*RECORDS PROVIDED*.
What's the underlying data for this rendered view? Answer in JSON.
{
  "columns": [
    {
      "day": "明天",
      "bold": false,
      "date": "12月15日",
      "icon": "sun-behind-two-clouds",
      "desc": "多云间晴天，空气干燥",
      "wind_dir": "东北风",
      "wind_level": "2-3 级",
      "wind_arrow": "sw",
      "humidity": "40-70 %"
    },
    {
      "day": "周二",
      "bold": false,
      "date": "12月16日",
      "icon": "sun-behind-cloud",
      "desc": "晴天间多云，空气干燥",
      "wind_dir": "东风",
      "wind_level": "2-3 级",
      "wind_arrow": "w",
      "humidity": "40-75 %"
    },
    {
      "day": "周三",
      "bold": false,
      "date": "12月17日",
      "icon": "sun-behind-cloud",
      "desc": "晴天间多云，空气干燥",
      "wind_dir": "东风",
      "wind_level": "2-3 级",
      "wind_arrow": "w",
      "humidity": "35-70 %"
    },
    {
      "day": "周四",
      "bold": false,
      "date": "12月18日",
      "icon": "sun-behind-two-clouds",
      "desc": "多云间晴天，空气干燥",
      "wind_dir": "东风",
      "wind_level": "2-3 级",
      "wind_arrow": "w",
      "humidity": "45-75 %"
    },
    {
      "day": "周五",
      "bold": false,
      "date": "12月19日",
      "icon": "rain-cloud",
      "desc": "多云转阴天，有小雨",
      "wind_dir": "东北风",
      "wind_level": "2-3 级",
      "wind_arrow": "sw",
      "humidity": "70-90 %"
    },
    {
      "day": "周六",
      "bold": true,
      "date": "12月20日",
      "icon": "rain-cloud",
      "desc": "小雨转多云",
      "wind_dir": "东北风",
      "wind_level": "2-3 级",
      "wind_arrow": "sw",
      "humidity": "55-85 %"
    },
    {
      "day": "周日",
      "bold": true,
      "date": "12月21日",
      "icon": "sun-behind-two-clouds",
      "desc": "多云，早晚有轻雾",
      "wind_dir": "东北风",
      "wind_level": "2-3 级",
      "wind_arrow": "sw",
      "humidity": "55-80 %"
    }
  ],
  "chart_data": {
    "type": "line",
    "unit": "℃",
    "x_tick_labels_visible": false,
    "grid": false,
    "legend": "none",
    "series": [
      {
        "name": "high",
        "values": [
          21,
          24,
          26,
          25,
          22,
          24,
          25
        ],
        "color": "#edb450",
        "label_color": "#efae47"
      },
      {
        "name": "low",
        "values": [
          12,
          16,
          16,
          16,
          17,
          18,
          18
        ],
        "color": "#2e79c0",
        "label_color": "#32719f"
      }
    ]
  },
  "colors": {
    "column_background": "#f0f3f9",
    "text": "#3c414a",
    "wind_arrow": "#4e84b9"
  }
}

*GIVEN REQUEST*. Return the listing above word for word.

*RESPONSE TO THIS TASK*.
What's the underlying data for this rendered view? Answer in JSON.
{
  "columns": [
    {
      "day": "明天",
      "bold": false,
      "date": "12月15日",
      "icon": "sun-behind-two-clouds",
      "desc": "多云间晴天，空气干燥",
      "wind_dir": "东北风",
      "wind_level": "2-3 级",
      "wind_arrow": "sw",
      "humidity": "40-70 %"
    },
    {
      "day": "周二",
      "bold": false,
      "date": "12月16日",
      "icon": "sun-behind-cloud",
      "desc": "晴天间多云，空气干燥",
      "wind_dir": "东风",
      "wind_level": "2-3 级",
      "wind_arrow": "w",
      "humidity": "40-75 %"
    },
    {
      "day": "周三",
      "bold": false,
      "date": "12月17日",
      "icon": "sun-behind-cloud",
      "desc": "晴天间多云，空气干燥",
      "wind_dir": "东风",
      "wind_level": "2-3 级",
      "wind_arrow": "w",
      "humidity": "35-70 %"
    },
    {
      "day": "周四",
      "bold": false,
      "date": "12月18日",
      "icon": "sun-behind-two-clouds",
      "desc": "多云间晴天，空气干燥",
      "wind_dir": "东风",
      "wind_level": "2-3 级",
      "wind_arrow": "w",
      "humidity": "45-75 %"
    },
    {
      "day": "周五",
      "bold": false,
      "date": "12月19日",
      "icon": "rain-cloud",
      "desc": "多云转阴天，有小雨",
      "wind_dir": "东北风",
      "wind_level": "2-3 级",
      "wind_arrow": "sw",
      "humidity": "70-90 %"
    },
    {
      "day": "周六",
      "bold": true,
      "date": "12月20日",
      "icon": "rain-cloud",
      "desc": "小雨转多云",
      "wind_dir": "东北风",
      "wind_level": "2-3 级",
      "wind_arrow": "sw",
      "humidity": "55-85 %"
    },
    {
      "day": "周日",
      "bold": true,
      "date": "12月21日",
      "icon": "sun-behind-two-clouds",
      "desc": "多云，早晚有轻雾",
      "wind_dir": "东北风",
      "wind_level": "2-3 级",
      "wind_arrow": "sw",
      "humidity": "55-80 %"
    }
  ],
  "chart_data": {
    "type": "line",
    "unit": "℃",
    "x_tick_labels_visible": false,
    "grid": false,
    "legend": "none",
    "series": [
      {
        "name": "high",
        "values": [
          21,
          24,
          26,
          25,
          22,
          24,
          25
        ],
        "color": "#edb450",
        "label_color": "#efae47"
      },
      {
        "name": "low",
        "values": [
          12,
          16,
          16,
          16,
          17,
          18,
          18
        ],
        "color": "#2e79c0",
        "label_color": "#32719f"
      }
    ]
  },
  "colors": {
    "column_background": "#f0f3f9",
    "text": "#3c414a",
    "wind_arrow": "#4e84b9"
  }
}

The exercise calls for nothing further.